A run of records:
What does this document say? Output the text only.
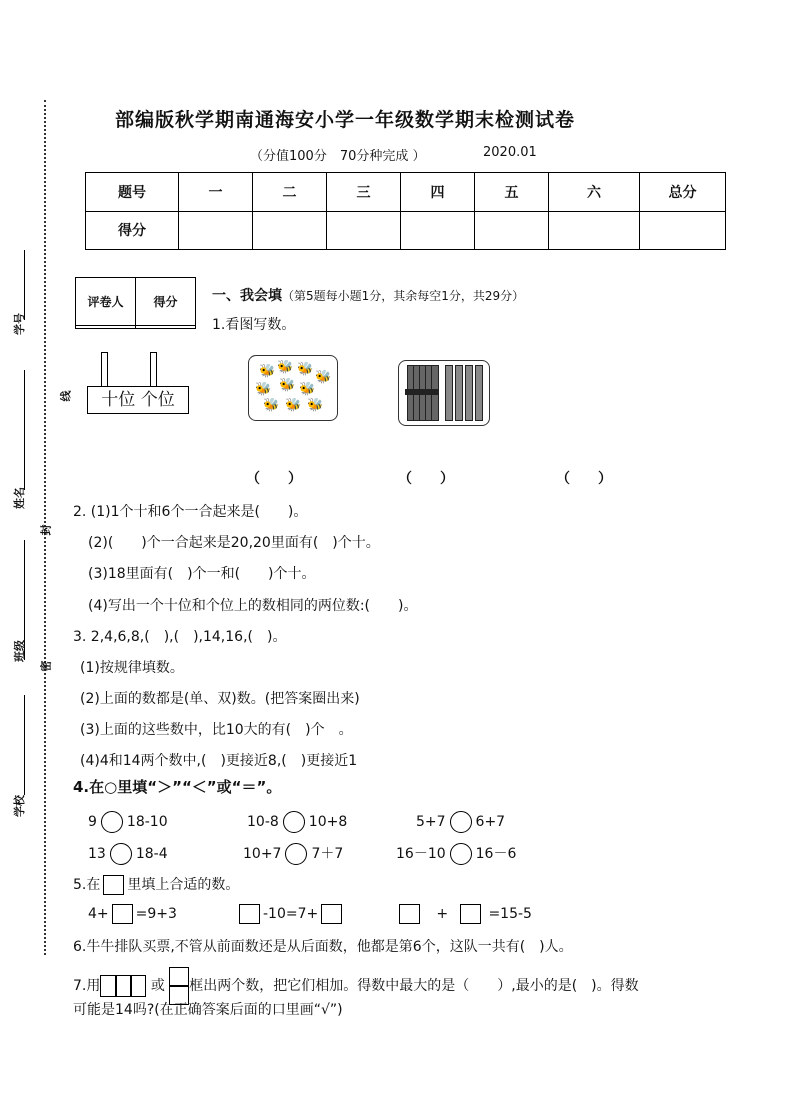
学号
姓名
班级
学校
线
封
密
部编版秋学期南通海安小学一年级数学期末检测试卷
（分值100分　70分种完成 ）	2020.01
题号	一	二	三	四	五	六	总分
得分							
评卷人	得分
	一、我会填（第5题每小题1分，其余每空1分，共29分）
1.看图写数。
十位 个位
🐝 🐝 🐝
🐝
🐝 🐝 🐝
🐝 🐝 🐝
（　　）	（　　）	（　　）
2. (1)1个十和6个一合起来是(　　)。
(2)(　　)个一合起来是20,20里面有(　)个十。
(3)18里面有(　)个一和(　　)个十。
(4)写出一个十位和个位上的数相同的两位数:(　　)。
3. 2,4,6,8,(　),(　),14,16,(　)。
(1)按规律填数。
(2)上面的数都是(单、双)数。(把答案圈出来)
(3)上面的这些数中，比10大的有(　)个　。
(4)4和14两个数中,(　)更接近8,(　)更接近1
4.在○里填“＞”“＜”或“＝”。
9 18-10	10-8 10+8	5+7 6+7
13 18-4	10+7 7＋7	16－10 16－6
5.在 里填上合适的数。
4+ =9+3	-10=7+	+	=15-5
6.牛牛排队买票,不管从前面数还是从后面数，他都是第6个，这队一共有(　)人。
7.用	或 框出两个数，把它们相加。得数中最大的是（　　）,最小的是(　)。得数
可能是14吗?(在正确答案后面的口里画“√”)
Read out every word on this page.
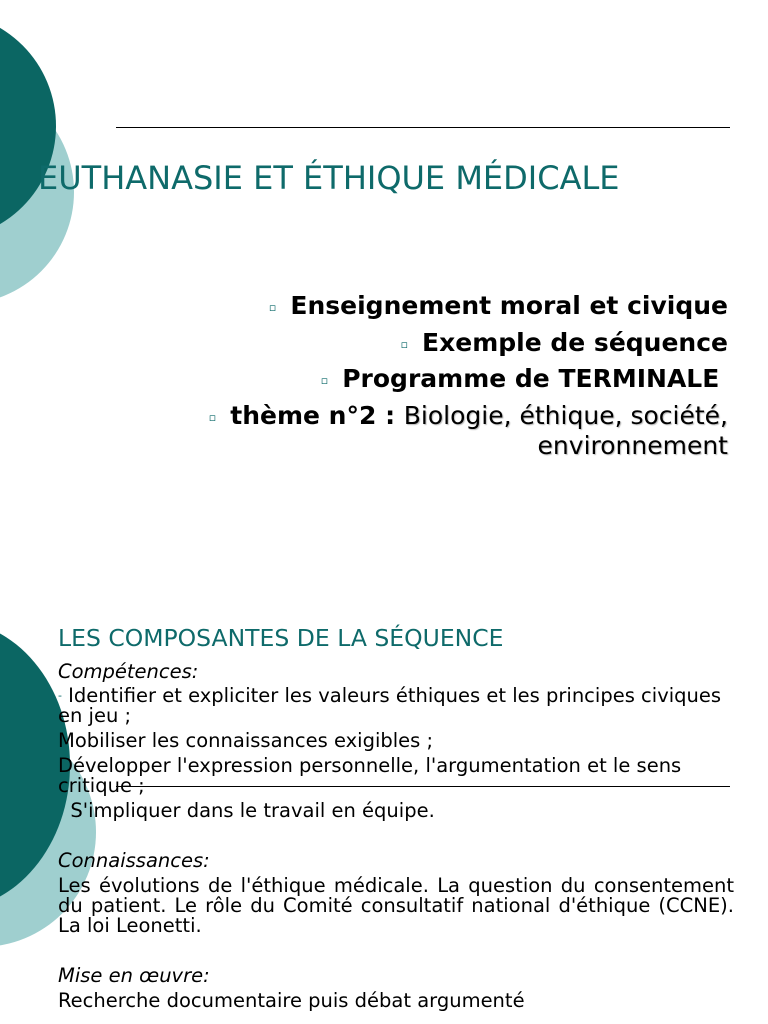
EUTHANASIE ET ÉTHIQUE MÉDICALE
▫ Enseignement moral et civique
▫ Exemple de séquence
▫ Programme de TERMINALE
▫ thème n°2 : Biologie, éthique, société,
environnement
LES COMPOSANTES DE LA SÉQUENCE

Compétences:

- Identifier et expliciter les valeurs éthiques et les principes civiques en jeu ;

Mobiliser les connaissances exigibles ;

Développer l'expression personnelle, l'argumentation et le sens critique ;

S'impliquer dans le travail en équipe.

Connaissances:

Les évolutions de l'éthique médicale. La question du consentement du patient. Le rôle du Comité consultatif national d'éthique (CCNE). La loi Leonetti.

Mise en œuvre:

Recherche documentaire puis débat argumenté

§ **WHAT YOU WILL DO**
All lines from the one holding "Read out every word on this page." to the end of the listing above need to be duplicated exactly. None of the pictures should be included.

§ **EXERCISE OUTPUT**
Read out every word on this page.
EUTHANASIE ET ÉTHIQUE MÉDICALE
▫ Enseignement moral et civique
▫ Exemple de séquence
▫ Programme de TERMINALE
▫ thème n°2 : Biologie, éthique, société,
environnement
LES COMPOSANTES DE LA SÉQUENCE

Compétences:

- Identifier et expliciter les valeurs éthiques et les principes civiques en jeu ;

Mobiliser les connaissances exigibles ;

Développer l'expression personnelle, l'argumentation et le sens critique ;

S'impliquer dans le travail en équipe.

Connaissances:

Les évolutions de l'éthique médicale. La question du consentement du patient. Le rôle du Comité consultatif national d'éthique (CCNE). La loi Leonetti.

Mise en œuvre:

Recherche documentaire puis débat argumenté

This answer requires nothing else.